The death of Bush — nicknamed "41" to distinguish himself from son George W. Bush, "43" — was announced in a statement released late Friday.
"Jeb, Neil, Marvin, Doro and I are saddened to announce that after 94 remarkable years, our dear Dad has died," his son, former President George W. Bush, said in a statement released by family spokesman Jim McGrath. "George H.W. Bush was a man of the highest character and the best dad a son or daughter could ask for. The entire Bush family is deeply grateful for 41's life and love, for the compassion of those who have cared and prayed for Dad, and for the condolences of our friends and fellow citizens."
Bush's death comes months after the passing of his wife of 73 years, Barbara.
Bush bristled at the term "dynasty" but in fact his family defined the term. He was the son of a senator, Prescott Bush of Connecticut, and the father of Jeb Bush, the two-term governor of Florida, and George W. Bush, the two-term governor of Texas who went on to win two terms as president. Only the founding Adams family, John and John Quincy, can also claim both father and son as presidents.

Given information:
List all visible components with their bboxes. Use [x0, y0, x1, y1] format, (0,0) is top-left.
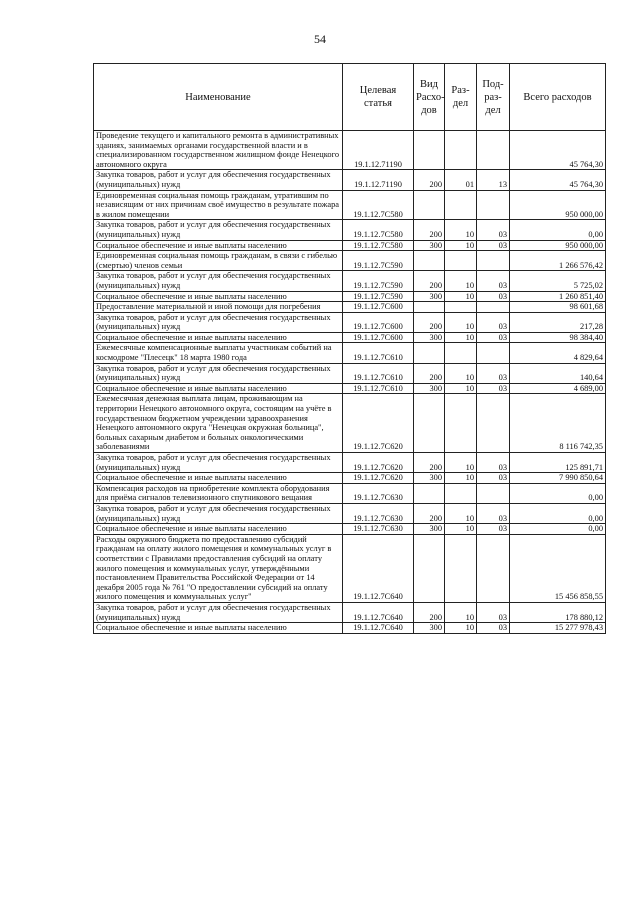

Exercise brief: Reproduce the passage about George H.W. Bush's death word for word from "Bush bristled at" to "son as presidents.".

The result:
Bush bristled at the term "dynasty" but in fact his family defined the term. He was the son of a senator, Prescott Bush of Connecticut, and the father of Jeb Bush, the two-term governor of Florida, and George W. Bush, the two-term governor of Texas who went on to win two terms as president. Only the founding Adams family, John and John Quincy, can also claim both father and son as presidents.